▶ _Instructions for the task_:
Transcribe every line of the listing below without any deviation.

▶ _A block of data_:
....

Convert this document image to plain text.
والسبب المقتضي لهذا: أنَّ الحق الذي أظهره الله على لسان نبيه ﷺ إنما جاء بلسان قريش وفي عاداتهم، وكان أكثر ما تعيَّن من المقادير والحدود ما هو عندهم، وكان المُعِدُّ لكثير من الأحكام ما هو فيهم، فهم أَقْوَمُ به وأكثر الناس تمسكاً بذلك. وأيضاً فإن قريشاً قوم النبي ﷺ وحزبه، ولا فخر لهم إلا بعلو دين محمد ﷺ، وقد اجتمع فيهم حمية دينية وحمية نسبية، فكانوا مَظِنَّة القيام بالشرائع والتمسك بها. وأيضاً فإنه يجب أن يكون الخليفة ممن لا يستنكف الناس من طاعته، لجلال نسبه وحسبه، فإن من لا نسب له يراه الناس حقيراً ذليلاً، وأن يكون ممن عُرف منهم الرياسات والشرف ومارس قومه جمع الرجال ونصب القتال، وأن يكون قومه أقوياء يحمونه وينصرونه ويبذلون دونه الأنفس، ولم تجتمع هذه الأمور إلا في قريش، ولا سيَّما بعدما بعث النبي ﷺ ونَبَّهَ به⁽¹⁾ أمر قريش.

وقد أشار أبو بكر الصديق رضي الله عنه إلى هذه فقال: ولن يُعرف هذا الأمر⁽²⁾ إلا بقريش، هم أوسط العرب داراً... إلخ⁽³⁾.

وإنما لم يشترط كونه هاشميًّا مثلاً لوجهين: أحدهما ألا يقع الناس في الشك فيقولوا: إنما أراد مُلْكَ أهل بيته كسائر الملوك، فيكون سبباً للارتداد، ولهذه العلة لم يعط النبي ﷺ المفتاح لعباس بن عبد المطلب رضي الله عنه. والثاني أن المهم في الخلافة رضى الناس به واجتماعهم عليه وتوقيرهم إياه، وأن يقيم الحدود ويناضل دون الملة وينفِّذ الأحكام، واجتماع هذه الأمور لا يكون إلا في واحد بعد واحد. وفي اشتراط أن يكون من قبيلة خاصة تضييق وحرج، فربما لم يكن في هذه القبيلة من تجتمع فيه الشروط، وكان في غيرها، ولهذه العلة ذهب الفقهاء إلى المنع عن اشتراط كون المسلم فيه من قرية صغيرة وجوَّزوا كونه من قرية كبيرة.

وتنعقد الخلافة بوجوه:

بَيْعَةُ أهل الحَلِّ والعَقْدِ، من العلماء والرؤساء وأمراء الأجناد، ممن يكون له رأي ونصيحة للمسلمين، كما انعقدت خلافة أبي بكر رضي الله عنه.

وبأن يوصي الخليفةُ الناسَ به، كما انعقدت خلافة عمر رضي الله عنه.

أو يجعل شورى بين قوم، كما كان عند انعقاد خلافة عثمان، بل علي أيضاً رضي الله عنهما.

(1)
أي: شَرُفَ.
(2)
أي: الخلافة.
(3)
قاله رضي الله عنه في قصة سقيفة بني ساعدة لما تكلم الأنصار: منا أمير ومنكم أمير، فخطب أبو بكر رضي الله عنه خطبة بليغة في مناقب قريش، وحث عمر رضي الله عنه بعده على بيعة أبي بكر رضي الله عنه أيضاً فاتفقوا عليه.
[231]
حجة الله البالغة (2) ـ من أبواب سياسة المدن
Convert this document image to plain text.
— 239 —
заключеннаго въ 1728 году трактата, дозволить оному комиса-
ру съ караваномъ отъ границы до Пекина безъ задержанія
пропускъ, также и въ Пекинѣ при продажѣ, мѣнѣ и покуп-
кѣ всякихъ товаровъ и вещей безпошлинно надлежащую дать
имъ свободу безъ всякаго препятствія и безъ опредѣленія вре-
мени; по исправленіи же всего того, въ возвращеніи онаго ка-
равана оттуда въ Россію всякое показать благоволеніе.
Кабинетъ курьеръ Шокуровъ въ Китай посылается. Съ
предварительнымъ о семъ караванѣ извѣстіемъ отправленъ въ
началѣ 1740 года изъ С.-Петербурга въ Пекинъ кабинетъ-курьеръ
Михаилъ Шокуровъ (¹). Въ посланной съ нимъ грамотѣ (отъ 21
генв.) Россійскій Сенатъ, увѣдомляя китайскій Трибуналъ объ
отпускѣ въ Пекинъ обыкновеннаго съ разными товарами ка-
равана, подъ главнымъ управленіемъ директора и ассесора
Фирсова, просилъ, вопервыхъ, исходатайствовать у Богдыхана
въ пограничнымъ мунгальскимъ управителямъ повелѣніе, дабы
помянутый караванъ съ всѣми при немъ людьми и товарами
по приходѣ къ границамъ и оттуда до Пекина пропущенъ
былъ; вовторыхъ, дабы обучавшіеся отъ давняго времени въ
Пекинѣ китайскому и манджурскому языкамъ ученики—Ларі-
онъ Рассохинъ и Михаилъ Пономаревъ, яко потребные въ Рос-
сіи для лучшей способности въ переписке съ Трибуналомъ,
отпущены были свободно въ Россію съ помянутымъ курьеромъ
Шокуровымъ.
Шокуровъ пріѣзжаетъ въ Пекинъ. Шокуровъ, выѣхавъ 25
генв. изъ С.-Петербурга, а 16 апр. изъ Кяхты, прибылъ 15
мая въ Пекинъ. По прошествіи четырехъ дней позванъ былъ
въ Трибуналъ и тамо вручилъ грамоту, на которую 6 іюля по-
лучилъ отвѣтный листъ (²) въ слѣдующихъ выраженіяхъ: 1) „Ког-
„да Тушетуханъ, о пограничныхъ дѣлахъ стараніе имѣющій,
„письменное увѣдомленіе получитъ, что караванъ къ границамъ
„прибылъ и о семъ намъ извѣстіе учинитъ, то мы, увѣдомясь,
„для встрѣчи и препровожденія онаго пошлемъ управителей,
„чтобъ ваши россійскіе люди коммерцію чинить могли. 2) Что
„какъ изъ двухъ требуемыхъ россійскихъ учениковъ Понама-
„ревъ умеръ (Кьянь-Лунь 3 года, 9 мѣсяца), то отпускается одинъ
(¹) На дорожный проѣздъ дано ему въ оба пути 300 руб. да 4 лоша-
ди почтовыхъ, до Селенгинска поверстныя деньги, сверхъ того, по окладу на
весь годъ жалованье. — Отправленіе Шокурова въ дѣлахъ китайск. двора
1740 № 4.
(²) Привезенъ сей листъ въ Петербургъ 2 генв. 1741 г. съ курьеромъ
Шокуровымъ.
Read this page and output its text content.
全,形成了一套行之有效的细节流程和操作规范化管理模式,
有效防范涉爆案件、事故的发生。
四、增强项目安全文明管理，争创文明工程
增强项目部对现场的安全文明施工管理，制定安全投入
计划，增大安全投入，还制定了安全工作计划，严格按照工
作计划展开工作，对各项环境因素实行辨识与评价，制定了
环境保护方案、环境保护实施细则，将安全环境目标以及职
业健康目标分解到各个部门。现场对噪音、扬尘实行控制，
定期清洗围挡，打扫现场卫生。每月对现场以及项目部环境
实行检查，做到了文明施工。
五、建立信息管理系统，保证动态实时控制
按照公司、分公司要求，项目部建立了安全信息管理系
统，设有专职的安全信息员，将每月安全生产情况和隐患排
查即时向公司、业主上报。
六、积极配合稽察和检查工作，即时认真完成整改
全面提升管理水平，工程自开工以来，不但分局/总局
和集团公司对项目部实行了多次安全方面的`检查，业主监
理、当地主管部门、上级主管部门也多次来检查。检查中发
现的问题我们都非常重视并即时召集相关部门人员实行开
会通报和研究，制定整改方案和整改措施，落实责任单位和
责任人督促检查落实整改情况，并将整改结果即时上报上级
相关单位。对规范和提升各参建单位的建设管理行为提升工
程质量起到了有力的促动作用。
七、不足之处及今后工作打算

....

▶ _Answer to this task_:
Convert this document image to plain text.
والسبب المقتضي لهذا: أنَّ الحق الذي أظهره الله على لسان نبيه ﷺ إنما جاء بلسان قريش وفي عاداتهم، وكان أكثر ما تعيَّن من المقادير والحدود ما هو عندهم، وكان المُعِدُّ لكثير من الأحكام ما هو فيهم، فهم أَقْوَمُ به وأكثر الناس تمسكاً بذلك. وأيضاً فإن قريشاً قوم النبي ﷺ وحزبه، ولا فخر لهم إلا بعلو دين محمد ﷺ، وقد اجتمع فيهم حمية دينية وحمية نسبية، فكانوا مَظِنَّة القيام بالشرائع والتمسك بها. وأيضاً فإنه يجب أن يكون الخليفة ممن لا يستنكف الناس من طاعته، لجلال نسبه وحسبه، فإن من لا نسب له يراه الناس حقيراً ذليلاً، وأن يكون ممن عُرف منهم الرياسات والشرف ومارس قومه جمع الرجال ونصب القتال، وأن يكون قومه أقوياء يحمونه وينصرونه ويبذلون دونه الأنفس، ولم تجتمع هذه الأمور إلا في قريش، ولا سيَّما بعدما بعث النبي ﷺ ونَبَّهَ به⁽¹⁾ أمر قريش.

وقد أشار أبو بكر الصديق رضي الله عنه إلى هذه فقال: ولن يُعرف هذا الأمر⁽²⁾ إلا بقريش، هم أوسط العرب داراً... إلخ⁽³⁾.

وإنما لم يشترط كونه هاشميًّا مثلاً لوجهين: أحدهما ألا يقع الناس في الشك فيقولوا: إنما أراد مُلْكَ أهل بيته كسائر الملوك، فيكون سبباً للارتداد، ولهذه العلة لم يعط النبي ﷺ المفتاح لعباس بن عبد المطلب رضي الله عنه. والثاني أن المهم في الخلافة رضى الناس به واجتماعهم عليه وتوقيرهم إياه، وأن يقيم الحدود ويناضل دون الملة وينفِّذ الأحكام، واجتماع هذه الأمور لا يكون إلا في واحد بعد واحد. وفي اشتراط أن يكون من قبيلة خاصة تضييق وحرج، فربما لم يكن في هذه القبيلة من تجتمع فيه الشروط، وكان في غيرها، ولهذه العلة ذهب الفقهاء إلى المنع عن اشتراط كون المسلم فيه من قرية صغيرة وجوَّزوا كونه من قرية كبيرة.

وتنعقد الخلافة بوجوه:

بَيْعَةُ أهل الحَلِّ والعَقْدِ، من العلماء والرؤساء وأمراء الأجناد، ممن يكون له رأي ونصيحة للمسلمين، كما انعقدت خلافة أبي بكر رضي الله عنه.

وبأن يوصي الخليفةُ الناسَ به، كما انعقدت خلافة عمر رضي الله عنه.

أو يجعل شورى بين قوم، كما كان عند انعقاد خلافة عثمان، بل علي أيضاً رضي الله عنهما.

(1)
أي: شَرُفَ.
(2)
أي: الخلافة.
(3)
قاله رضي الله عنه في قصة سقيفة بني ساعدة لما تكلم الأنصار: منا أمير ومنكم أمير، فخطب أبو بكر رضي الله عنه خطبة بليغة في مناقب قريش، وحث عمر رضي الله عنه بعده على بيعة أبي بكر رضي الله عنه أيضاً فاتفقوا عليه.
[231]
حجة الله البالغة (2) ـ من أبواب سياسة المدن
Convert this document image to plain text.
— 239 —
заключеннаго въ 1728 году трактата, дозволить оному комиса-
ру съ караваномъ отъ границы до Пекина безъ задержанія
пропускъ, также и въ Пекинѣ при продажѣ, мѣнѣ и покуп-
кѣ всякихъ товаровъ и вещей безпошлинно надлежащую дать
имъ свободу безъ всякаго препятствія и безъ опредѣленія вре-
мени; по исправленіи же всего того, въ возвращеніи онаго ка-
равана оттуда въ Россію всякое показать благоволеніе.
Кабинетъ курьеръ Шокуровъ въ Китай посылается. Съ
предварительнымъ о семъ караванѣ извѣстіемъ отправленъ въ
началѣ 1740 года изъ С.-Петербурга въ Пекинъ кабинетъ-курьеръ
Михаилъ Шокуровъ (¹). Въ посланной съ нимъ грамотѣ (отъ 21
генв.) Россійскій Сенатъ, увѣдомляя китайскій Трибуналъ объ
отпускѣ въ Пекинъ обыкновеннаго съ разными товарами ка-
равана, подъ главнымъ управленіемъ директора и ассесора
Фирсова, просилъ, вопервыхъ, исходатайствовать у Богдыхана
въ пограничнымъ мунгальскимъ управителямъ повелѣніе, дабы
помянутый караванъ съ всѣми при немъ людьми и товарами
по приходѣ къ границамъ и оттуда до Пекина пропущенъ
былъ; вовторыхъ, дабы обучавшіеся отъ давняго времени въ
Пекинѣ китайскому и манджурскому языкамъ ученики—Ларі-
онъ Рассохинъ и Михаилъ Пономаревъ, яко потребные въ Рос-
сіи для лучшей способности въ переписке съ Трибуналомъ,
отпущены были свободно въ Россію съ помянутымъ курьеромъ
Шокуровымъ.
Шокуровъ пріѣзжаетъ въ Пекинъ. Шокуровъ, выѣхавъ 25
генв. изъ С.-Петербурга, а 16 апр. изъ Кяхты, прибылъ 15
мая въ Пекинъ. По прошествіи четырехъ дней позванъ былъ
въ Трибуналъ и тамо вручилъ грамоту, на которую 6 іюля по-
лучилъ отвѣтный листъ (²) въ слѣдующихъ выраженіяхъ: 1) „Ког-
„да Тушетуханъ, о пограничныхъ дѣлахъ стараніе имѣющій,
„письменное увѣдомленіе получитъ, что караванъ къ границамъ
„прибылъ и о семъ намъ извѣстіе учинитъ, то мы, увѣдомясь,
„для встрѣчи и препровожденія онаго пошлемъ управителей,
„чтобъ ваши россійскіе люди коммерцію чинить могли. 2) Что
„какъ изъ двухъ требуемыхъ россійскихъ учениковъ Понама-
„ревъ умеръ (Кьянь-Лунь 3 года, 9 мѣсяца), то отпускается одинъ
(¹) На дорожный проѣздъ дано ему въ оба пути 300 руб. да 4 лоша-
ди почтовыхъ, до Селенгинска поверстныя деньги, сверхъ того, по окладу на
весь годъ жалованье. — Отправленіе Шокурова въ дѣлахъ китайск. двора
1740 № 4.
(²) Привезенъ сей листъ въ Петербургъ 2 генв. 1741 г. съ курьеромъ
Шокуровымъ.
Read this page and output its text content.
全,形成了一套行之有效的细节流程和操作规范化管理模式,
有效防范涉爆案件、事故的发生。
四、增强项目安全文明管理，争创文明工程
增强项目部对现场的安全文明施工管理，制定安全投入
计划，增大安全投入，还制定了安全工作计划，严格按照工
作计划展开工作，对各项环境因素实行辨识与评价，制定了
环境保护方案、环境保护实施细则，将安全环境目标以及职
业健康目标分解到各个部门。现场对噪音、扬尘实行控制，
定期清洗围挡，打扫现场卫生。每月对现场以及项目部环境
实行检查，做到了文明施工。
五、建立信息管理系统，保证动态实时控制
按照公司、分公司要求，项目部建立了安全信息管理系
统，设有专职的安全信息员，将每月安全生产情况和隐患排
查即时向公司、业主上报。
六、积极配合稽察和检查工作，即时认真完成整改
全面提升管理水平，工程自开工以来，不但分局/总局
和集团公司对项目部实行了多次安全方面的`检查，业主监
理、当地主管部门、上级主管部门也多次来检查。检查中发
现的问题我们都非常重视并即时召集相关部门人员实行开
会通报和研究，制定整改方案和整改措施，落实责任单位和
责任人督促检查落实整改情况，并将整改结果即时上报上级
相关单位。对规范和提升各参建单位的建设管理行为提升工
程质量起到了有力的促动作用。
七、不足之处及今后工作打算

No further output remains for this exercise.